WORK TO DO | Among the lines below, list those containing the string "alimentos".

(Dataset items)
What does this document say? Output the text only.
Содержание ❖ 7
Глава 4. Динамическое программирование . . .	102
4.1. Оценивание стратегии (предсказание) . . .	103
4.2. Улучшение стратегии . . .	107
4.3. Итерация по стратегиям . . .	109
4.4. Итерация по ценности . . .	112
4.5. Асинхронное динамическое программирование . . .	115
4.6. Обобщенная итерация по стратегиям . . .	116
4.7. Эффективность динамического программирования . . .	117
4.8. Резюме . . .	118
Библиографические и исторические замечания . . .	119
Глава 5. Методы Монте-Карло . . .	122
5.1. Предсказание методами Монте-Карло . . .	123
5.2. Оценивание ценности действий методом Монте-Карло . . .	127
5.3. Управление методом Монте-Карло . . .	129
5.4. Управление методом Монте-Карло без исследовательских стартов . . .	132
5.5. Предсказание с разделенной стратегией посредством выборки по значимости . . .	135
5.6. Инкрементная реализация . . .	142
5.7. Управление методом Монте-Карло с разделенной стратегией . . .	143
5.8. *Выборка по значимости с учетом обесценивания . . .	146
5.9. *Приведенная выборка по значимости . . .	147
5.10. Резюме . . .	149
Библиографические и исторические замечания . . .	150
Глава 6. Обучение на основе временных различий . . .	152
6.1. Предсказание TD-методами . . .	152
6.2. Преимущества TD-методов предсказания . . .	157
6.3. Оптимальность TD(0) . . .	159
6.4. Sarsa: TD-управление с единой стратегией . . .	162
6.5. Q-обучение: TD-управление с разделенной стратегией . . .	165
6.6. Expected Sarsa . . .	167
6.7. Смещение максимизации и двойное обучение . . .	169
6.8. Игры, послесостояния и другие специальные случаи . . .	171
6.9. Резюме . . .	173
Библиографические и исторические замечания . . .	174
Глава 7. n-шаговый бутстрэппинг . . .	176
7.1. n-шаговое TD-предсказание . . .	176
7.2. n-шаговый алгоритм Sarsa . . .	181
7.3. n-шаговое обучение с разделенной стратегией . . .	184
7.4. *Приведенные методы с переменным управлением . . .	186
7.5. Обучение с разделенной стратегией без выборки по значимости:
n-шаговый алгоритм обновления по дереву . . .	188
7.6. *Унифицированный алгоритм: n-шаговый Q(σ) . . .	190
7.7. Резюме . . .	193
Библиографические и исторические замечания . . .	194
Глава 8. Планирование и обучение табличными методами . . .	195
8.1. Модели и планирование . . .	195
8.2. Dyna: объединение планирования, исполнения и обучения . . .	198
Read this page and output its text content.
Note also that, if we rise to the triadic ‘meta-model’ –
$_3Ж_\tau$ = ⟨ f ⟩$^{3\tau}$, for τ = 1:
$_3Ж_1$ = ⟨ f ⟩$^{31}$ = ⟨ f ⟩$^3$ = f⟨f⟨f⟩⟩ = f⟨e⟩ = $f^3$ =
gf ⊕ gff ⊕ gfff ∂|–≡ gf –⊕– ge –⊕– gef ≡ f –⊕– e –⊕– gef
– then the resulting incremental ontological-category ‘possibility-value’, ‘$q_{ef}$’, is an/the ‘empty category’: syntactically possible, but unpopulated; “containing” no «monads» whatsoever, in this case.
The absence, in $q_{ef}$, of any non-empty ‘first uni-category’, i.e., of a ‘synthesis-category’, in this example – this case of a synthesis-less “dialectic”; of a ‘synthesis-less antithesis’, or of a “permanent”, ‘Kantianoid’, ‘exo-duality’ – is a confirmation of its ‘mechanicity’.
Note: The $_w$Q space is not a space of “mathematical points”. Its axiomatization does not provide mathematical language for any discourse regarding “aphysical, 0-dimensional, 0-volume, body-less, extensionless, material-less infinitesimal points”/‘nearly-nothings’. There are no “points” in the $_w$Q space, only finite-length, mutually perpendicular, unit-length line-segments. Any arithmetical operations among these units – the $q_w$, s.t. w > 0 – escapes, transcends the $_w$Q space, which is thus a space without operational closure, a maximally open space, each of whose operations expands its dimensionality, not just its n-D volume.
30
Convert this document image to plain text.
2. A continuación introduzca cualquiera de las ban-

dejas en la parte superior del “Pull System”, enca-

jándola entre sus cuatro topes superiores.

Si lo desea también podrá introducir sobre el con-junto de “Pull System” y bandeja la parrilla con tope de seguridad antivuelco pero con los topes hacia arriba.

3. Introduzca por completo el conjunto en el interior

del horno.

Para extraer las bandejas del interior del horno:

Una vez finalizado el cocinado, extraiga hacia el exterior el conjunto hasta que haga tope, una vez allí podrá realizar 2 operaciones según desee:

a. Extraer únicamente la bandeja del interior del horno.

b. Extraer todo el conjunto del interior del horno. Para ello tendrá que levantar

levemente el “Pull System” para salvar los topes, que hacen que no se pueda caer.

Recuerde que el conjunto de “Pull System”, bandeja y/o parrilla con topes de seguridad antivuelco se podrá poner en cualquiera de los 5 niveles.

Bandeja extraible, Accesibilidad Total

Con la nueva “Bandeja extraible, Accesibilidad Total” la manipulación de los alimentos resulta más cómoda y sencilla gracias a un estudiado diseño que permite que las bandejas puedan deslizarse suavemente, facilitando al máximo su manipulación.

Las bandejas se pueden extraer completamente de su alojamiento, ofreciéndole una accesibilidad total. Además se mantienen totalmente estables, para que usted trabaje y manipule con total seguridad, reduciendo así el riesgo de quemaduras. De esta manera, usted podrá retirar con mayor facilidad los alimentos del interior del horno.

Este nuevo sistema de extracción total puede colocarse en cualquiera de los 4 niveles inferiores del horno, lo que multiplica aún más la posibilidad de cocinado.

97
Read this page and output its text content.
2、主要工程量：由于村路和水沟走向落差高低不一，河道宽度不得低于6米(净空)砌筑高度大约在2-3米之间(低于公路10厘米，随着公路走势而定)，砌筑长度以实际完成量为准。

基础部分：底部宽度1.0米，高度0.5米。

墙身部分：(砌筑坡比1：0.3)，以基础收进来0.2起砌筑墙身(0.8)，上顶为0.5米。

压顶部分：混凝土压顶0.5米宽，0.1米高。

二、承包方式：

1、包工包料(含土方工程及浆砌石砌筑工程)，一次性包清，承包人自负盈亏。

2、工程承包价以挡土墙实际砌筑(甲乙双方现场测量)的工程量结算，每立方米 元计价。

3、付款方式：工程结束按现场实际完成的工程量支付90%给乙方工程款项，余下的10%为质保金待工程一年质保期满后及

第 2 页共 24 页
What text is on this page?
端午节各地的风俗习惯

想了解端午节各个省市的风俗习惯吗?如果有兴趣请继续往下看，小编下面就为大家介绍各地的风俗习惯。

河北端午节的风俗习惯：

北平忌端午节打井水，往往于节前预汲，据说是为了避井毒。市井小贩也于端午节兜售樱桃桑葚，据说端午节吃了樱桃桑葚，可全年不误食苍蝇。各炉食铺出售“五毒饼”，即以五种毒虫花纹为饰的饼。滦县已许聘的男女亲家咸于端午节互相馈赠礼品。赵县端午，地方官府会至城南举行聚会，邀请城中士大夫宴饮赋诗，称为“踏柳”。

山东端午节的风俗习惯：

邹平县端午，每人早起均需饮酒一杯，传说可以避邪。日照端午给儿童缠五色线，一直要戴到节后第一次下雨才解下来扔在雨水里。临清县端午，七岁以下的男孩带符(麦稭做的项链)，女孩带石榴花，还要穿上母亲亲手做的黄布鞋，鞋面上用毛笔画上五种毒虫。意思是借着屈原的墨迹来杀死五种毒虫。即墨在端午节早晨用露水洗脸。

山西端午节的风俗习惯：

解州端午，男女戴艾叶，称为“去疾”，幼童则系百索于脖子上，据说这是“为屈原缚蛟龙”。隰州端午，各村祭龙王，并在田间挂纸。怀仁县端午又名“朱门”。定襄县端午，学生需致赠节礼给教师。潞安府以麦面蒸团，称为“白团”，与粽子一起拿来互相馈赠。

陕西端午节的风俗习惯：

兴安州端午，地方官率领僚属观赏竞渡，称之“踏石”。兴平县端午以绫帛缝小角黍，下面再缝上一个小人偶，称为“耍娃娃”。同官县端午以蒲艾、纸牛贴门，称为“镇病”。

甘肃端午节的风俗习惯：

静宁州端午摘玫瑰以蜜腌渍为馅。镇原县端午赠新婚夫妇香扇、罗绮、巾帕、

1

WRITTEN ANSWER |
Con la nueva “Bandeja extraible, Accesibilidad Total” la manipulación de los alimentos resulta más cómoda y sencilla gracias a un estudiado diseño que permite que las bandejas puedan deslizarse suavemente, facilitando al máximo su manipulación.
Las bandejas se pueden extraer completamente de su alojamiento, ofreciéndole una accesibilidad total. Además se mantienen totalmente estables, para que usted trabaje y manipule con total seguridad, reduciendo así el riesgo de quemaduras. De esta manera, usted podrá retirar con mayor facilidad los alimentos del interior del horno.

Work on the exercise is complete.